(Collected data entries)
▬▬▬▬▬▬▬▬▬▬

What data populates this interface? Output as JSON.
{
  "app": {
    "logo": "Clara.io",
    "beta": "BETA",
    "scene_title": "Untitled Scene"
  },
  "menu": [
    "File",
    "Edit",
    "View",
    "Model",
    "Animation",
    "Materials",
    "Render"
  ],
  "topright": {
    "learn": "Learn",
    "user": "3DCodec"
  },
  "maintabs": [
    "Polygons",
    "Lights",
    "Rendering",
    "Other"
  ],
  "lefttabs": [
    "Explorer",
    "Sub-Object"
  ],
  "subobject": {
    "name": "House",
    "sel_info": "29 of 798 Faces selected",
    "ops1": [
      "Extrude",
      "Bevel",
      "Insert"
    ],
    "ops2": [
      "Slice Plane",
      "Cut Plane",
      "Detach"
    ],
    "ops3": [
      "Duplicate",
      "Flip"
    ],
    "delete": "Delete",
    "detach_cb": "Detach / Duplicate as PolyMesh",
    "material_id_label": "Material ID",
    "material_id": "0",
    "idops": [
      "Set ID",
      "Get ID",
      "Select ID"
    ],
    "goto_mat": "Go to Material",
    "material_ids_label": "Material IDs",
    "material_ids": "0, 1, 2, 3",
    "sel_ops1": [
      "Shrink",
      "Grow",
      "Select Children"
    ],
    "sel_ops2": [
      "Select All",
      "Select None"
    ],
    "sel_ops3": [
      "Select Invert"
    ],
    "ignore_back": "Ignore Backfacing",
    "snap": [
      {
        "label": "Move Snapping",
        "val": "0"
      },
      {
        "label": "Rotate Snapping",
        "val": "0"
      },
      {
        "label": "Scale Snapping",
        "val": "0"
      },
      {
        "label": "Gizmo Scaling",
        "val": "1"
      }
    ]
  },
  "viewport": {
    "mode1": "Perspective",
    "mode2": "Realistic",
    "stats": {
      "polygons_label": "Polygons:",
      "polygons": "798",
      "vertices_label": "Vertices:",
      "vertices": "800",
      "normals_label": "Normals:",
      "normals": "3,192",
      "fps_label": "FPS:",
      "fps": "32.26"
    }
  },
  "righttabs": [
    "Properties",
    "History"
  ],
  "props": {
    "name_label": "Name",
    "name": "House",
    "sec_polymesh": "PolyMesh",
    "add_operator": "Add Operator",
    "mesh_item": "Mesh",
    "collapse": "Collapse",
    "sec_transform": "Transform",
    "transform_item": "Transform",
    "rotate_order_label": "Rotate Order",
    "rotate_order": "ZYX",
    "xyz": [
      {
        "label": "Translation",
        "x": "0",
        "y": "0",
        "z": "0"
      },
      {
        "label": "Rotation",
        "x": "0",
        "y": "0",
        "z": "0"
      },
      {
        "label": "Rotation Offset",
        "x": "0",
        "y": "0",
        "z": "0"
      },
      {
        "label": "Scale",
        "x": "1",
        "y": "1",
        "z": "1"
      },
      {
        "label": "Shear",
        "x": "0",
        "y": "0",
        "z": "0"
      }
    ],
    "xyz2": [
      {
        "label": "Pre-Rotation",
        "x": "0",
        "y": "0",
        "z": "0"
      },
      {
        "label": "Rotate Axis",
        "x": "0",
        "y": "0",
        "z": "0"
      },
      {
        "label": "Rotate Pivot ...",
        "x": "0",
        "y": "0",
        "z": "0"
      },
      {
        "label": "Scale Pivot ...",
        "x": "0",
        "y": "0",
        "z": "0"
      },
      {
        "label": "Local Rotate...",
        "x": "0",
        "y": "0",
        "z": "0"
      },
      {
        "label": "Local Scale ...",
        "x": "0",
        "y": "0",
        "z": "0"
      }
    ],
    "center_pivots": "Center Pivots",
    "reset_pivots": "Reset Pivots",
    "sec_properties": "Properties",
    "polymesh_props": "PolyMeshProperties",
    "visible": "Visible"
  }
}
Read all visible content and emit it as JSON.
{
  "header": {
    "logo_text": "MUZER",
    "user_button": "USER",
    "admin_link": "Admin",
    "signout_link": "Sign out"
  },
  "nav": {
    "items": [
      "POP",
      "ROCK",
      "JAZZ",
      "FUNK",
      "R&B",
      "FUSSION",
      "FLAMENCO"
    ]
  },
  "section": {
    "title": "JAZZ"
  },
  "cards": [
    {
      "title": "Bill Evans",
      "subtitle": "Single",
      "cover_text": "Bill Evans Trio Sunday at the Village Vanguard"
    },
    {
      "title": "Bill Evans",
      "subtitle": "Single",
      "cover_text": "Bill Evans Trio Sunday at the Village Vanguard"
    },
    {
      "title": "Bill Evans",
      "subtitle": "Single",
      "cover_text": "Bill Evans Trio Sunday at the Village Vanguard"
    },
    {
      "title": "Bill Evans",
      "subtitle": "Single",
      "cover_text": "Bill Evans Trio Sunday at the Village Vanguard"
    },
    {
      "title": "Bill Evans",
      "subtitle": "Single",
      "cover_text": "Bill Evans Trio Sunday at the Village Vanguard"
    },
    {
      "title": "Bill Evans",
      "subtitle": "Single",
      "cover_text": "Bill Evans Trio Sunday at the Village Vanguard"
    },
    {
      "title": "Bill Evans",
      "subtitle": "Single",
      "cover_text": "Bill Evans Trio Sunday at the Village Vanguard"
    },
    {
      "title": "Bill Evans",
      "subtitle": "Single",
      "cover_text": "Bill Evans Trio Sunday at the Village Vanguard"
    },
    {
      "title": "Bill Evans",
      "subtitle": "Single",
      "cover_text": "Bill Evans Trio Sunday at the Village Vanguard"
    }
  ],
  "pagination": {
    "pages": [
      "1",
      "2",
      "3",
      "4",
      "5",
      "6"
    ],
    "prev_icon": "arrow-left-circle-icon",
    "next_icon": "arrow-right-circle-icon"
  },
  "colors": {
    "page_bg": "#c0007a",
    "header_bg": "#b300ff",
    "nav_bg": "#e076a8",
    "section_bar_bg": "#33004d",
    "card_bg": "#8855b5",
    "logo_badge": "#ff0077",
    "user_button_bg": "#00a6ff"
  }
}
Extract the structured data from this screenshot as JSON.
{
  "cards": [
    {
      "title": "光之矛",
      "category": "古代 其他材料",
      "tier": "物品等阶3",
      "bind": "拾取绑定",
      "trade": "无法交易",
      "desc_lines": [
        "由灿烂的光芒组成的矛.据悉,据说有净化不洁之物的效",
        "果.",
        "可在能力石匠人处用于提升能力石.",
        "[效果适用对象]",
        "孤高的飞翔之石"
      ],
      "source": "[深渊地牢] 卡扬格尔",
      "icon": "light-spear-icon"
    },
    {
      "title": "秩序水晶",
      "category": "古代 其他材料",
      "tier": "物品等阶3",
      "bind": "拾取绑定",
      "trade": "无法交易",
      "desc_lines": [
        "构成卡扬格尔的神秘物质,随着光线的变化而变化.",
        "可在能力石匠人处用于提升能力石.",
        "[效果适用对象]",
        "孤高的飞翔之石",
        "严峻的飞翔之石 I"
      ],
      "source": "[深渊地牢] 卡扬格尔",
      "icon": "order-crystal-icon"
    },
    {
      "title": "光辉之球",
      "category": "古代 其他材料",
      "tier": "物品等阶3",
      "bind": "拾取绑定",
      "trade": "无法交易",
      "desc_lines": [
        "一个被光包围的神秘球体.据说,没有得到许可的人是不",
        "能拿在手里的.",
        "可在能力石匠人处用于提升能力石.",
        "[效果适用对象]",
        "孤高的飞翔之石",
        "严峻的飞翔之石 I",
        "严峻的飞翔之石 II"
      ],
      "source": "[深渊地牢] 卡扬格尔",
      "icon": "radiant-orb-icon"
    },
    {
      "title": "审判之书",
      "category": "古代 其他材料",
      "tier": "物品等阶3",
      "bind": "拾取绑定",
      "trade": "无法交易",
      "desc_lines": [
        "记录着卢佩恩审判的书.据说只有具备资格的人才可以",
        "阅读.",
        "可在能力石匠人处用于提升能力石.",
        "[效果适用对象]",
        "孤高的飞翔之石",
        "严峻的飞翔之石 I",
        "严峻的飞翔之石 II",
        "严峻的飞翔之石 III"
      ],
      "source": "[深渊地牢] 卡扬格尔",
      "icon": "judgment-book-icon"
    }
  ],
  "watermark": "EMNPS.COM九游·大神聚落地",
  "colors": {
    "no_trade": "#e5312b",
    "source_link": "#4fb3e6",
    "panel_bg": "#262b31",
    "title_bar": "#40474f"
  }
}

▬▬▬▬▬▬▬▬▬▬

» Request:
Using the material above, gather every line that includes "this".

» Answer in full:
What data populates this interface? Output as JSON.
Extract the structured data from this screenshot as JSON.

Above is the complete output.